═════ Provided data ═════
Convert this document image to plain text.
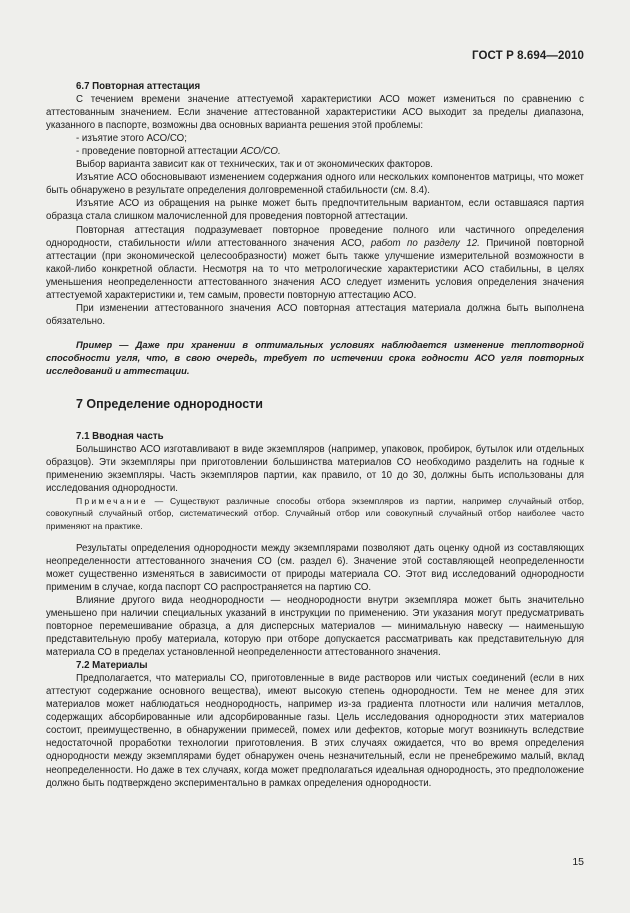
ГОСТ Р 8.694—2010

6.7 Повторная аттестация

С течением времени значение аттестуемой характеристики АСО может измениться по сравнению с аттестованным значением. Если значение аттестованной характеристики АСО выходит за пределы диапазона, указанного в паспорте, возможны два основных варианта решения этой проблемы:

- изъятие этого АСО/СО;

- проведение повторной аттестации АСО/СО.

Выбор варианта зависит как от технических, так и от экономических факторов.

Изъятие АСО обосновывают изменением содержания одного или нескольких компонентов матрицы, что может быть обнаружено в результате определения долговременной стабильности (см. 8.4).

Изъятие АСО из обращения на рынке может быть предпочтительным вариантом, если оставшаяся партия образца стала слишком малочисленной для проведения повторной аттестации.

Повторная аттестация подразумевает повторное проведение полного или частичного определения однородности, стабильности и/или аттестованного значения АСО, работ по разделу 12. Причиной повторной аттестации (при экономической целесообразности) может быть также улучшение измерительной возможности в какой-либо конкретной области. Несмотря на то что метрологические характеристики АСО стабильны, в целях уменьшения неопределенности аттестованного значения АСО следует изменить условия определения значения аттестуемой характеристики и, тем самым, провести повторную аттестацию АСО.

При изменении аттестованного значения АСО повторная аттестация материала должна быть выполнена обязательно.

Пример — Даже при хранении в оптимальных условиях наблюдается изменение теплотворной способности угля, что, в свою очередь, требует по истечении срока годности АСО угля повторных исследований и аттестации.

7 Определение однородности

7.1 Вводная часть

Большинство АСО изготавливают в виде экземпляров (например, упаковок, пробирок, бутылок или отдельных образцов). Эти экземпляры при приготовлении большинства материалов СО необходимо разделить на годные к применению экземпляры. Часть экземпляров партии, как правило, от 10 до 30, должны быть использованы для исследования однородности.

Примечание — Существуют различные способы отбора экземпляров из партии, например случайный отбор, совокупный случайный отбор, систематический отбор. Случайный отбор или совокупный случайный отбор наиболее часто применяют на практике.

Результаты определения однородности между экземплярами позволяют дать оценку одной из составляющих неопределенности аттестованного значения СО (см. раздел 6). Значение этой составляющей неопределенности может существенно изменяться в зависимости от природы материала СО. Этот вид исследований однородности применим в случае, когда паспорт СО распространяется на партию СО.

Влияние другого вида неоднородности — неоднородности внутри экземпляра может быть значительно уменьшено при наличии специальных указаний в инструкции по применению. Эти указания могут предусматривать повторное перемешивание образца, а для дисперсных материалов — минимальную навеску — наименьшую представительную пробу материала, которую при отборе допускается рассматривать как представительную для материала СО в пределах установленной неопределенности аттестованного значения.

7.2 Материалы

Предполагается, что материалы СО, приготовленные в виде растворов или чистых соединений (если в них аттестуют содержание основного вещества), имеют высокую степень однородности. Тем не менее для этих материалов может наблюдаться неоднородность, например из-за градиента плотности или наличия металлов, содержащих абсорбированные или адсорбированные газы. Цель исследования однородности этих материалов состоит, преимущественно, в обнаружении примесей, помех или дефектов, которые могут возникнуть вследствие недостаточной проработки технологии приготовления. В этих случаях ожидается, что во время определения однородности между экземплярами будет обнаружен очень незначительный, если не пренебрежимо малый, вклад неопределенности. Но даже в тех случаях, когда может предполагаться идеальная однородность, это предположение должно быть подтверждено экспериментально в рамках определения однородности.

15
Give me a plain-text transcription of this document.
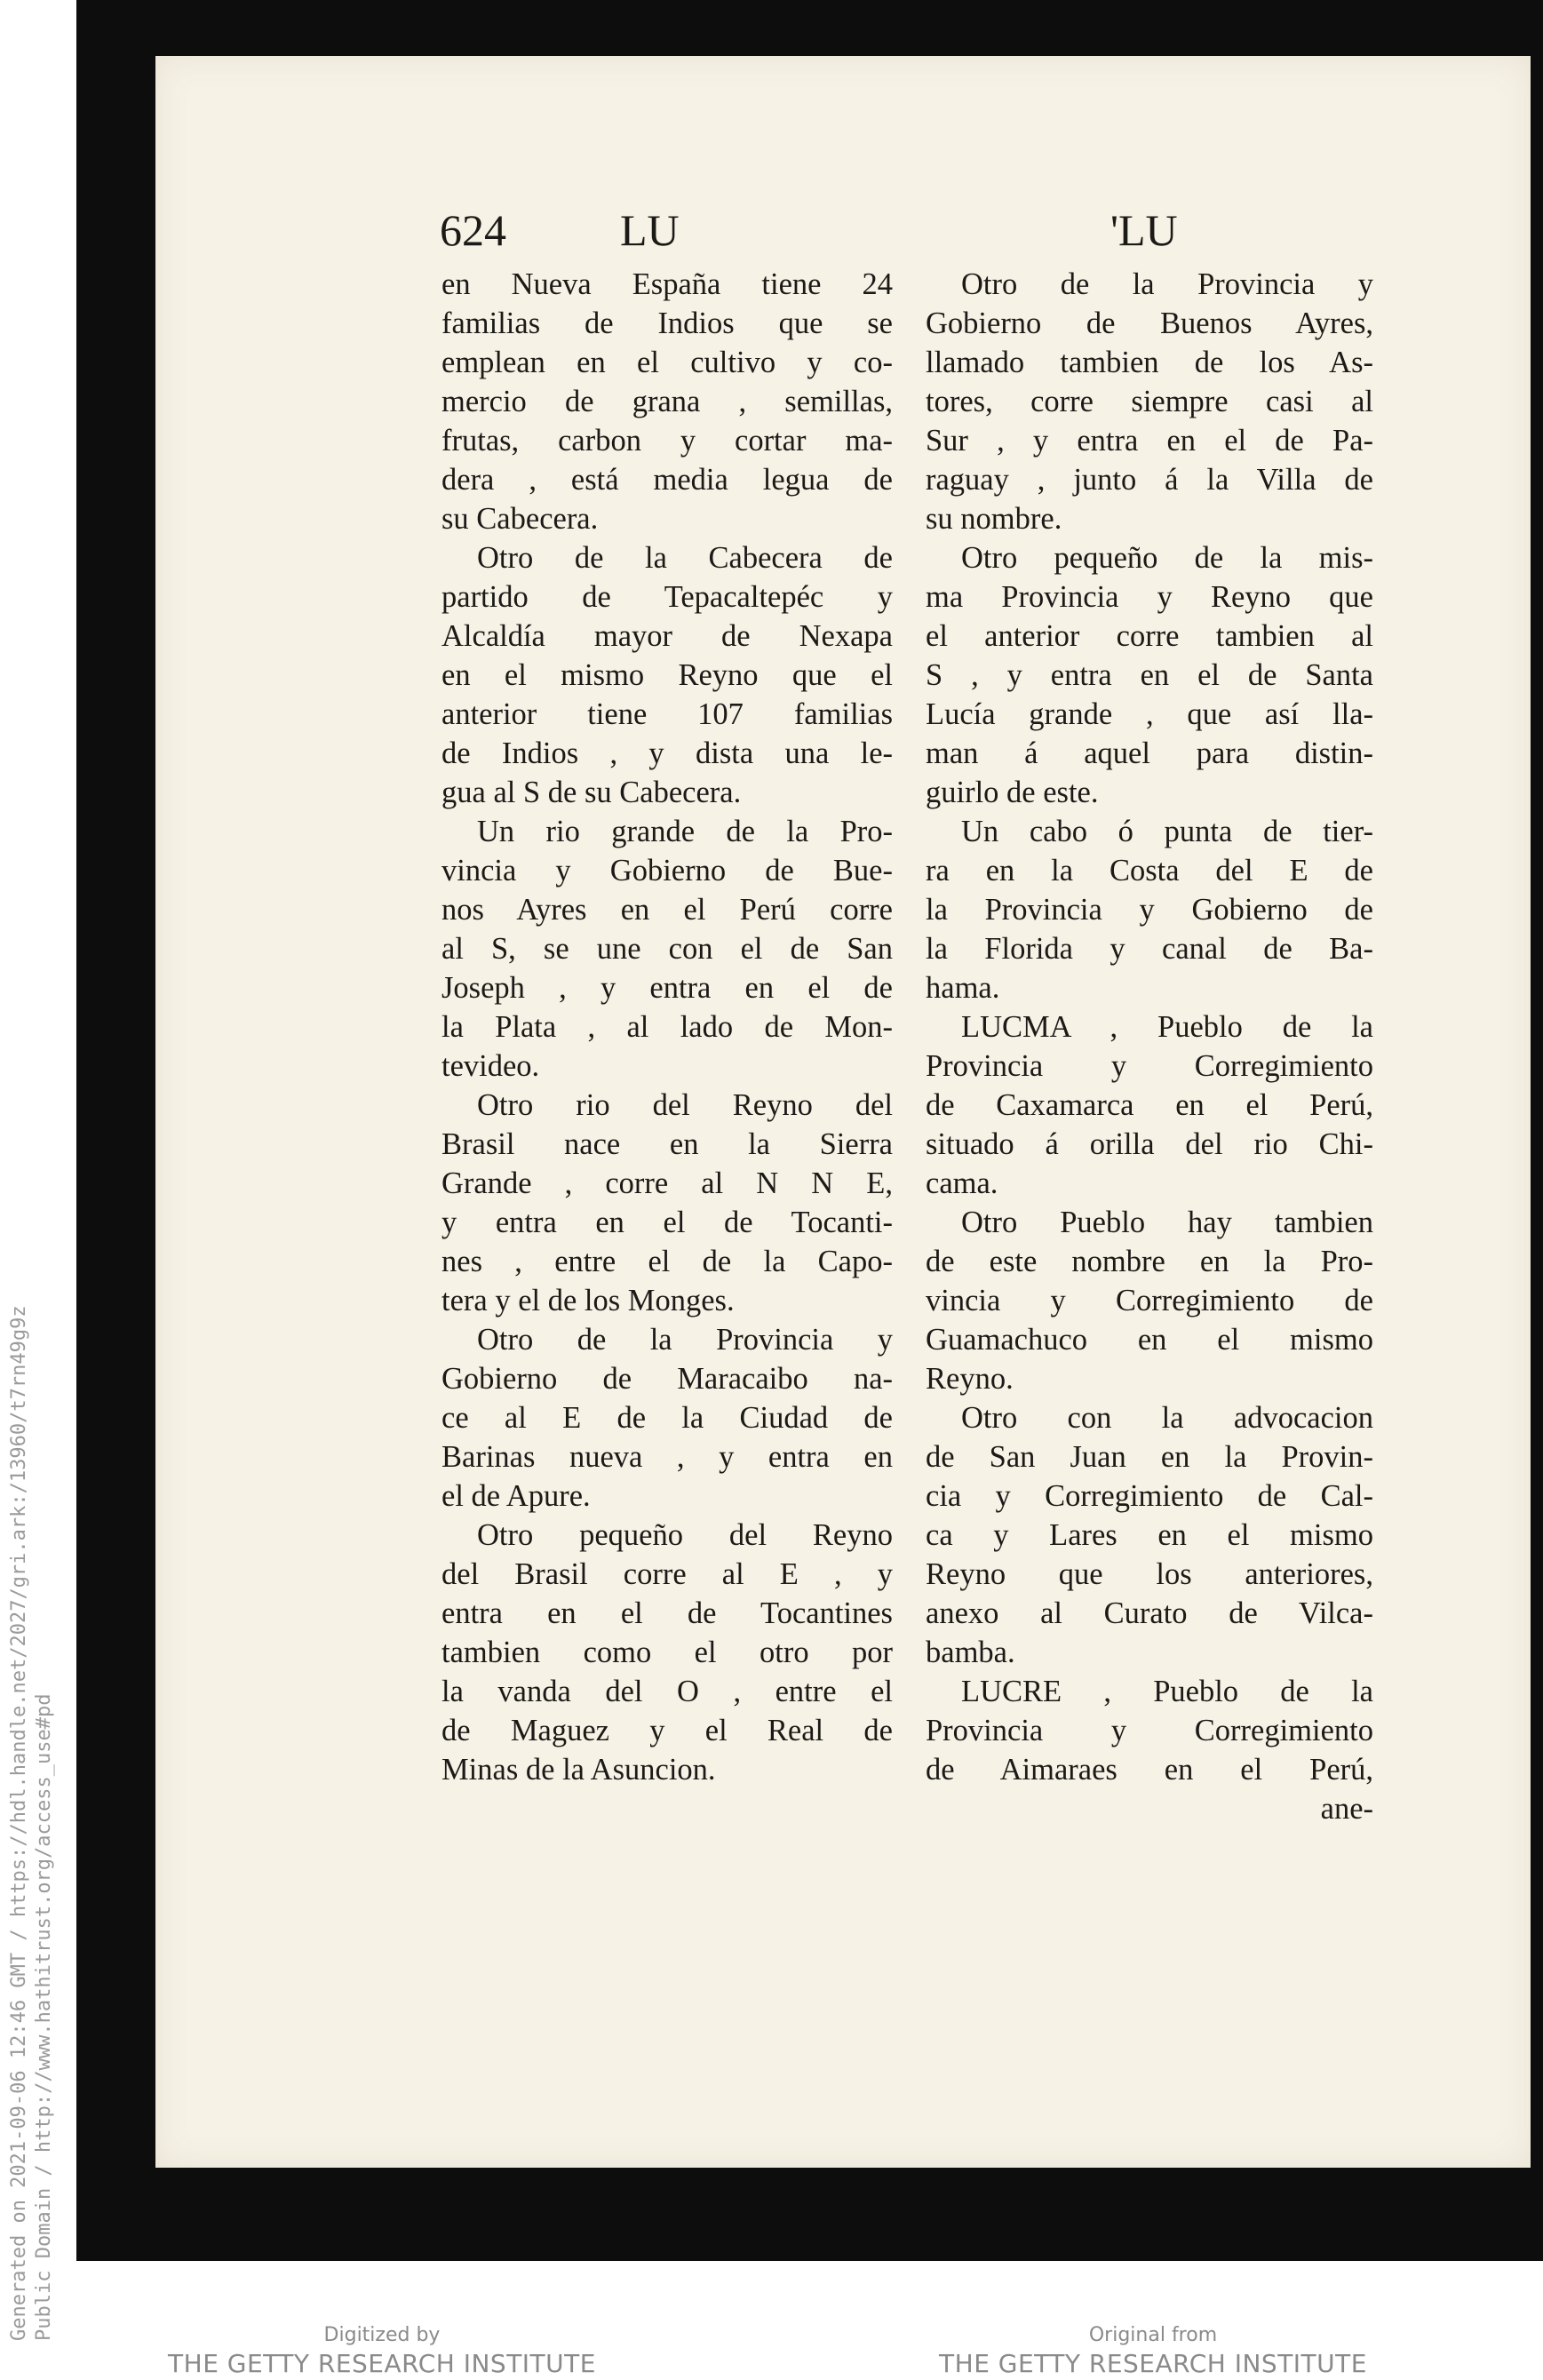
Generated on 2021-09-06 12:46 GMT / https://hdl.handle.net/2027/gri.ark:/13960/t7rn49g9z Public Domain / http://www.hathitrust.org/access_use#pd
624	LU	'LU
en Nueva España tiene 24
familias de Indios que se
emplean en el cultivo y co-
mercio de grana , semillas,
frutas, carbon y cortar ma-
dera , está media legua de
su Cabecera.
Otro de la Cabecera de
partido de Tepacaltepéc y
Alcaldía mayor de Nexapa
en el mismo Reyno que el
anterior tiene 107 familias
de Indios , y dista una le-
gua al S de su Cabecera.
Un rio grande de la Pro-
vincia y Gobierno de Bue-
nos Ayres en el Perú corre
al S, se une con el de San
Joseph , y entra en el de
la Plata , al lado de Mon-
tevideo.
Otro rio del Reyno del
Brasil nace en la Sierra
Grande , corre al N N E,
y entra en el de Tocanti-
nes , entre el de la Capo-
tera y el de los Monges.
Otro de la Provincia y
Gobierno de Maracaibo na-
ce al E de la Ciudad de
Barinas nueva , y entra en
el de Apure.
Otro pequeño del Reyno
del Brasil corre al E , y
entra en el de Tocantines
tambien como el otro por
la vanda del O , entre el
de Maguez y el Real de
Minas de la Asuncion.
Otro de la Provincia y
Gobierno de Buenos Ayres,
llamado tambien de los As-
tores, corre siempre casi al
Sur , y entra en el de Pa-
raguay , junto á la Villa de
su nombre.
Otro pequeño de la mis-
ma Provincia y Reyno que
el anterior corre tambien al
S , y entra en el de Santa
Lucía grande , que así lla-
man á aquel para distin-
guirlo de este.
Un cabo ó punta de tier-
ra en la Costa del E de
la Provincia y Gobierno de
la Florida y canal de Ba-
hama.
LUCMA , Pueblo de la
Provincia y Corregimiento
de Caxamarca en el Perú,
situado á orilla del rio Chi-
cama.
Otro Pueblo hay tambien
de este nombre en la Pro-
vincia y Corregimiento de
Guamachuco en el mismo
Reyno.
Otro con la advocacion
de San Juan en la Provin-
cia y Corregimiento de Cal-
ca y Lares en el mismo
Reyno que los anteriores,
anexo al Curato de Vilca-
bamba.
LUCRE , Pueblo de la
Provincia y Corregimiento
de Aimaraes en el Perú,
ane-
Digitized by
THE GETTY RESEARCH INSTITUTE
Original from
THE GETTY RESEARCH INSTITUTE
═════
### Instructions for the task
State, as a number only, how many lines in the entries include "экземпляров".

### Task result
2